• **Source text**:

··········

AquaApp is a mobile app for underwater acoustic communication and networking that can be used with existing devices such as smartphones and smartwatches. Hand signals are the only way for millions of people who participate in activities like snorkeling and scuba diving each year to communicate safety and directional information underwater. While recreational divers may use around 20 signals, professional divers’ vocabulary can exceed 200 signals on topics ranging from oxygen level to aquatic species proximity to cooperative task performance.
These hand signals’ visual nature limits their effectiveness at a distance and in low visibility. Two-way text messaging is an option, but it necessitates the purchase of expensive custom hardware that is not widely available.
University of Washington researchers demonstrate how to achieve underwater messaging on billions of existing smartphones and smartwatches using only software. AquaApp is the first mobile app for underwater acoustic communication and networking that can be used with existing devices such as smartphones and smartwatches.
“For wireless communication, smartphones rely on radio signals such as WiFi and Bluetooth. These do not travel well underwater, whereas acoustic signals do “Tuochao Chen, a UW doctoral student in the Paul G. Allen School of Computer Science & Engineering, is one of the study’s co-authors. “We demonstrate underwater messaging with AquaApp by utilizing the speaker and microphone commonly found on smartphones and watches. People will only need a waterproof phone case rated for the depth of their dive, aside from downloading an app to their phone.”

··········

• **Information shown**:
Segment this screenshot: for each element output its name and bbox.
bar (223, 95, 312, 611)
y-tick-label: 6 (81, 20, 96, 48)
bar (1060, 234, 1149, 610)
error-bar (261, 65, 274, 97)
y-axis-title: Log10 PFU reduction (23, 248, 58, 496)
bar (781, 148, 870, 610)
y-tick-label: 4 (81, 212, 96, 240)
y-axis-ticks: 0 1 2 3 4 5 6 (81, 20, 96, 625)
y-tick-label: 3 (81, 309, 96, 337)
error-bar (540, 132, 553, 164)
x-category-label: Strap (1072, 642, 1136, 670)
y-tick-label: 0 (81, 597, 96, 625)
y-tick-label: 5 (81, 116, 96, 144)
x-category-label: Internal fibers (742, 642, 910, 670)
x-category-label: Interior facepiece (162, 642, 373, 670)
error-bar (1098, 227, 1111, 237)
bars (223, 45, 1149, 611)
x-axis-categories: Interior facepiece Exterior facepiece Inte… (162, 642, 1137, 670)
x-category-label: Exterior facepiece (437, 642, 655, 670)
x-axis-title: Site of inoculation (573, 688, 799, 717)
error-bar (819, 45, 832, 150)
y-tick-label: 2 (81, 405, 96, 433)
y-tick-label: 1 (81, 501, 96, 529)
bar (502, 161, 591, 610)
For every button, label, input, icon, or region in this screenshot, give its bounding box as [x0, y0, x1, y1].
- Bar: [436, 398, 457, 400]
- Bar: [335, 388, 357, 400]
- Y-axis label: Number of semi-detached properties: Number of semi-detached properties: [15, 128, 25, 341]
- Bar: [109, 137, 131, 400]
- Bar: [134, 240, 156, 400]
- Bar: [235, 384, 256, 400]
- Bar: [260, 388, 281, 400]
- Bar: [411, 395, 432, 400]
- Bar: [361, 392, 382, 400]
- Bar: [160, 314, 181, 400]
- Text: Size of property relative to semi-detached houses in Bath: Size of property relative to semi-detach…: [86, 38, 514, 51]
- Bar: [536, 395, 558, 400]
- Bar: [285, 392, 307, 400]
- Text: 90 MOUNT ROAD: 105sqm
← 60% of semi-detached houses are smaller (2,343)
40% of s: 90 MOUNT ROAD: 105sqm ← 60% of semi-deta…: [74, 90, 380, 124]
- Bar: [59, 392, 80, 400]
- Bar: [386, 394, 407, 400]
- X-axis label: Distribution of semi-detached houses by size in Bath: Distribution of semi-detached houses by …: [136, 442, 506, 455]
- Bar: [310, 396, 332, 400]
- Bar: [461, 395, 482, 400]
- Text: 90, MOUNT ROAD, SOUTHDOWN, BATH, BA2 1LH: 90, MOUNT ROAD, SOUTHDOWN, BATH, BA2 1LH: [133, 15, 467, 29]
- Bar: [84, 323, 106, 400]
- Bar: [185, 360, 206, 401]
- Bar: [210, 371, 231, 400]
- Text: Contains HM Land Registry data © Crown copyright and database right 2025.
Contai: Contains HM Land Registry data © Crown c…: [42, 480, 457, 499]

··········

• **Tasks for this exercise**:
a – Sum up the text about AquaApp in two sentences.
b – From the text about AquaApp, give the passage from "AquaApp is a" up to and including "cooperative task performance.", word for word.

• **Completed exercise**:
a – University of Washington researchers demonstrate AquaApp, a mobile app that lets existing smartphones and smartwatches communicate underwater with acoustic signals, using only software and the devices' built-in speaker and microphone. It answers the limits of divers' hand signals, which don't work well at a distance or in low visibility, and of two-way text messaging, which requires expensive custom hardware that isn't widely available.

b –
AquaApp is a mobile app for underwater acoustic communication and networking that can be used with existing devices such as smartphones and smartwatches. Hand signals are the only way for millions of people who participate in activities like snorkeling and scuba diving each year to communicate safety and directional information underwater. While recreational divers may use around 20 signals, professional divers’ vocabulary can exceed 200 signals on topics ranging from oxygen level to aquatic species proximity to cooperative task performance.